Data extracted from a collection:
+ + + + + + +
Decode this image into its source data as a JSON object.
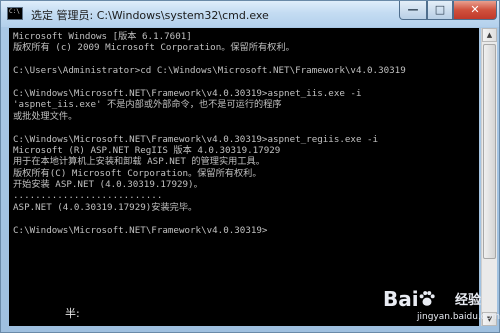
{
  "window": {
    "title": "选定 管理员: C:\\Windows\\system32\\cmd.exe",
    "icon": "console-icon",
    "controls": [
      "minimize",
      "maximize",
      "close"
    ]
  },
  "console": {
    "lines": [
      "Microsoft Windows [版本 6.1.7601]",
      "版权所有 (c) 2009 Microsoft Corporation。保留所有权利。",
      "",
      "C:\\Users\\Administrator>cd C:\\Windows\\Microsoft.NET\\Framework\\v4.0.30319",
      "",
      "C:\\Windows\\Microsoft.NET\\Framework\\v4.0.30319>aspnet_iis.exe -i",
      "'aspnet_iis.exe' 不是内部或外部命令，也不是可运行的程序",
      "或批处理文件。",
      "",
      "C:\\Windows\\Microsoft.NET\\Framework\\v4.0.30319>aspnet_regiis.exe -i",
      "Microsoft (R) ASP.NET RegIIS 版本 4.0.30319.17929",
      "用于在本地计算机上安装和卸载 ASP.NET 的管理实用工具。",
      "版权所有(C) Microsoft Corporation。保留所有权利。",
      "开始安装 ASP.NET (4.0.30319.17929)。",
      "...........................",
      "ASP.NET (4.0.30319.17929)安装完毕。",
      "",
      "C:\\Windows\\Microsoft.NET\\Framework\\v4.0.30319>"
    ]
  },
  "ime": {
    "text": "半:"
  },
  "watermark": {
    "logo": "Bai",
    "logo_suffix": "经验",
    "url": "jingyan.baidu.com"
  },
  "colors": {
    "console_bg": "#000000",
    "console_text": "#c0c0c0",
    "close_button": "#c0392b"
  }
}
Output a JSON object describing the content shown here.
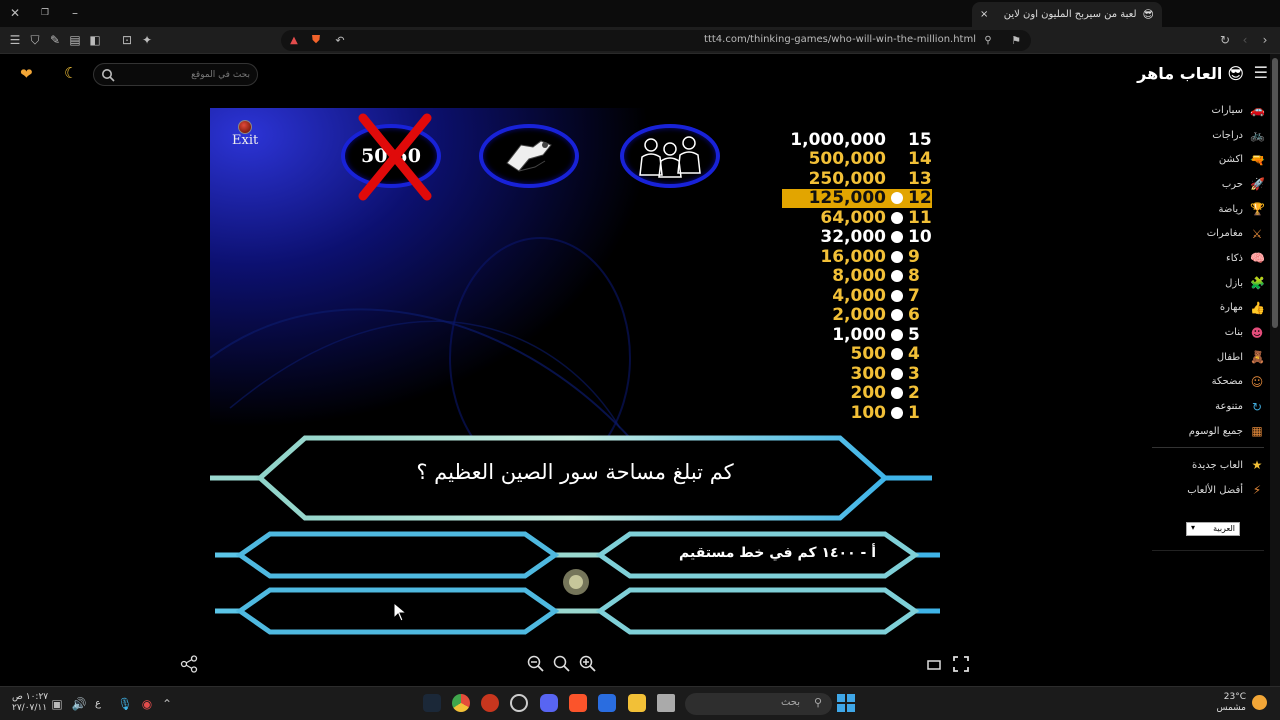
{
  "browser": {
    "tab_title": "لعبة من سيربح المليون اون لاين",
    "url": "ttt4.com/thinking-games/who-will-win-the-million.html",
    "new_tab": "+",
    "close_tab": "×"
  },
  "site": {
    "logo": "العاب ماهر",
    "search_placeholder": "بحث في الموقع",
    "categories": [
      {
        "label": "سيارات",
        "icon": "car-icon",
        "glyph": "🚗",
        "color": "#3fa7d6"
      },
      {
        "label": "دراجات",
        "icon": "bike-icon",
        "glyph": "🚲",
        "color": "#e34c7a"
      },
      {
        "label": "اكشن",
        "icon": "gun-icon",
        "glyph": "🔫",
        "color": "#6bd13a"
      },
      {
        "label": "حرب",
        "icon": "rocket-icon",
        "glyph": "🚀",
        "color": "#e34c7a"
      },
      {
        "label": "رياضة",
        "icon": "trophy-icon",
        "glyph": "🏆",
        "color": "#e36c3a"
      },
      {
        "label": "مغامرات",
        "icon": "sword-icon",
        "glyph": "⚔",
        "color": "#e3893a"
      },
      {
        "label": "ذكاء",
        "icon": "brain-icon",
        "glyph": "🧠",
        "color": "#9b59e3"
      },
      {
        "label": "بازل",
        "icon": "puzzle-icon",
        "glyph": "🧩",
        "color": "#3f7bd6"
      },
      {
        "label": "مهارة",
        "icon": "thumb-icon",
        "glyph": "👍",
        "color": "#6bd13a"
      },
      {
        "label": "بنات",
        "icon": "face-icon",
        "glyph": "☻",
        "color": "#e34c7a"
      },
      {
        "label": "اطفال",
        "icon": "kid-icon",
        "glyph": "🧸",
        "color": "#3fd6b7"
      },
      {
        "label": "مضحكة",
        "icon": "smile-icon",
        "glyph": "☺",
        "color": "#e3893a"
      },
      {
        "label": "متنوعة",
        "icon": "shuffle-icon",
        "glyph": "↻",
        "color": "#3fa7d6"
      },
      {
        "label": "جميع الوسوم",
        "icon": "grid-icon",
        "glyph": "▦",
        "color": "#e3893a"
      }
    ],
    "extra": [
      {
        "label": "العاب جديدة",
        "icon": "star-icon",
        "glyph": "★",
        "color": "#f2c037"
      },
      {
        "label": "أفضل الألعاب",
        "icon": "bolt-icon",
        "glyph": "⚡",
        "color": "#e3893a"
      }
    ],
    "language": "العربية"
  },
  "game": {
    "exit_label": "Exit",
    "lifeline_5050": "50:50",
    "question": "كم تبلغ مساحة سور الصين العظيم ؟",
    "answer_a": "أ - ١٤٠٠ كم في خط مستقيم",
    "money_ladder": [
      {
        "level": "15",
        "amount": "1,000,000",
        "color": "#ffffff",
        "dot": false
      },
      {
        "level": "14",
        "amount": "500,000",
        "color": "#f2c037",
        "dot": false
      },
      {
        "level": "13",
        "amount": "250,000",
        "color": "#f2c037",
        "dot": false
      },
      {
        "level": "12",
        "amount": "125,000",
        "color": "#111111",
        "dot": true,
        "current": true
      },
      {
        "level": "11",
        "amount": "64,000",
        "color": "#f2c037",
        "dot": true
      },
      {
        "level": "10",
        "amount": "32,000",
        "color": "#ffffff",
        "dot": true
      },
      {
        "level": "9",
        "amount": "16,000",
        "color": "#f2c037",
        "dot": true
      },
      {
        "level": "8",
        "amount": "8,000",
        "color": "#f2c037",
        "dot": true
      },
      {
        "level": "7",
        "amount": "4,000",
        "color": "#f2c037",
        "dot": true
      },
      {
        "level": "6",
        "amount": "2,000",
        "color": "#f2c037",
        "dot": true
      },
      {
        "level": "5",
        "amount": "1,000",
        "color": "#ffffff",
        "dot": true
      },
      {
        "level": "4",
        "amount": "500",
        "color": "#f2c037",
        "dot": true
      },
      {
        "level": "3",
        "amount": "300",
        "color": "#f2c037",
        "dot": true
      },
      {
        "level": "2",
        "amount": "200",
        "color": "#f2c037",
        "dot": true
      },
      {
        "level": "1",
        "amount": "100",
        "color": "#f2c037",
        "dot": true
      }
    ]
  },
  "taskbar": {
    "search_placeholder": "بحث",
    "weather_temp": "23°C",
    "weather_desc": "مشمس",
    "time": "١٠:٢٧ ص",
    "date": "٢٧/٠٧/١١",
    "lang": "ع"
  }
}
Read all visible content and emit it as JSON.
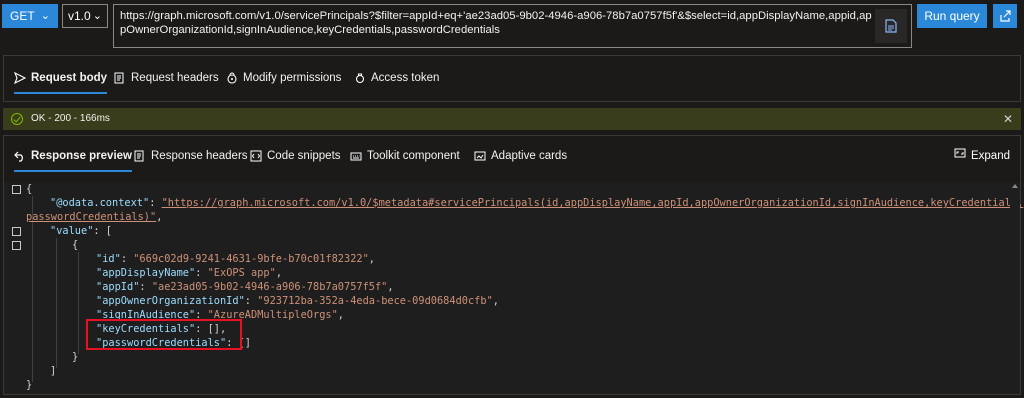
{
  "query": {
    "method": "GET",
    "version": "v1.0",
    "url": "https://graph.microsoft.com/v1.0/servicePrincipals?$filter=appId+eq+'ae23ad05-9b02-4946-a906-78b7a0757f5f'&$select=id,appDisplayName,appid,appOwnerOrganizationId,signInAudience,keyCredentials,passwordCredentials",
    "run_label": "Run query"
  },
  "request_tabs": [
    {
      "label": "Request body",
      "icon": "send-icon",
      "active": true
    },
    {
      "label": "Request headers",
      "icon": "headers-icon",
      "active": false
    },
    {
      "label": "Modify permissions",
      "icon": "lock-icon",
      "active": false
    },
    {
      "label": "Access token",
      "icon": "key-icon",
      "active": false
    }
  ],
  "status": {
    "text": "OK - 200 - 166ms",
    "color": "#393d1b"
  },
  "response_tabs": [
    {
      "label": "Response preview",
      "icon": "return-icon",
      "active": true
    },
    {
      "label": "Response headers",
      "icon": "headers-icon",
      "active": false
    },
    {
      "label": "Code snippets",
      "icon": "code-icon",
      "active": false
    },
    {
      "label": "Toolkit component",
      "icon": "toolkit-icon",
      "active": false
    },
    {
      "label": "Adaptive cards",
      "icon": "card-icon",
      "active": false
    }
  ],
  "expand_label": "Expand",
  "json": {
    "odata_key": "\"@odata.context\"",
    "odata_value_1": "\"https://graph.microsoft.com/v1.0/$metadata#servicePrincipals(id,appDisplayName,appId,appOwnerOrganizationId,signInAudience,keyCredentials,",
    "odata_value_2": "passwordCredentials)\"",
    "value_key": "\"value\"",
    "fields": [
      {
        "key": "\"id\"",
        "value": "\"669c02d9-9241-4631-9bfe-b70c01f82322\""
      },
      {
        "key": "\"appDisplayName\"",
        "value": "\"ExOPS app\""
      },
      {
        "key": "\"appId\"",
        "value": "\"ae23ad05-9b02-4946-a906-78b7a0757f5f\""
      },
      {
        "key": "\"appOwnerOrganizationId\"",
        "value": "\"923712ba-352a-4eda-bece-09d0684d0cfb\""
      },
      {
        "key": "\"signInAudience\"",
        "value": "\"AzureADMultipleOrgs\""
      },
      {
        "key": "\"keyCredentials\"",
        "value": "[]"
      },
      {
        "key": "\"passwordCredentials\"",
        "value": "[]"
      }
    ]
  },
  "colors": {
    "accent": "#2b88d8",
    "highlight": "#e81123",
    "json_key": "#9cdcfe",
    "json_string": "#ce9178"
  }
}
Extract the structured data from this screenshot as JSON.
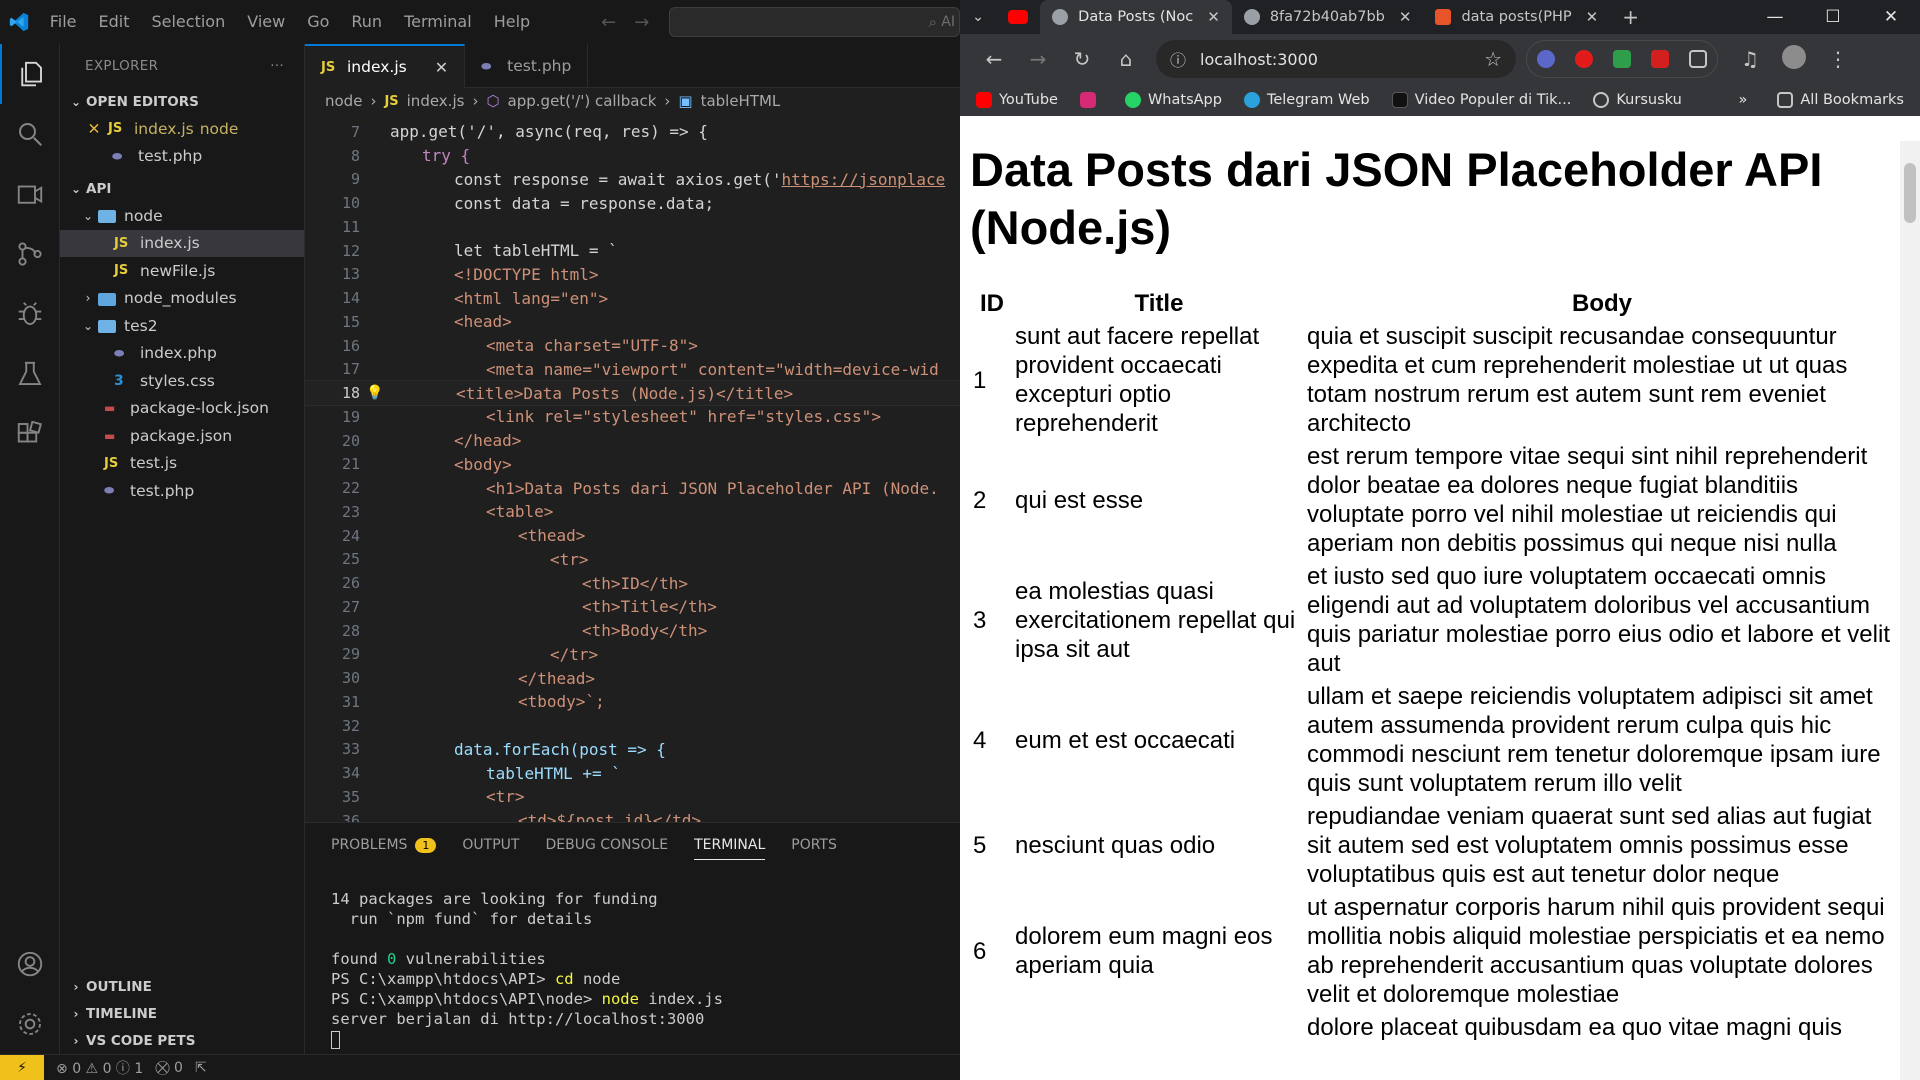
+ + + + + + +
STATED EXERCISE —
From the material above, copy each line that includes the word "keyCredentials".

REPLY TO THE TASK —
    "url": "https://graph.microsoft.com/v1.0/servicePrincipals?$filter=appId+eq+'ae23ad05-9b02-4946-a906-78b7a0757f5f'&$select=id,appDisplayName,appid,appOwnerOrganizationId,signInAudience,keyCredentials,passwordCredentials",
    "odata_value_1": "\"https://graph.microsoft.com/v1.0/$metadata#servicePrincipals(id,appDisplayName,appId,appOwnerOrganizationId,signInAudience,keyCredentials,",
        "key": "\"keyCredentials\"",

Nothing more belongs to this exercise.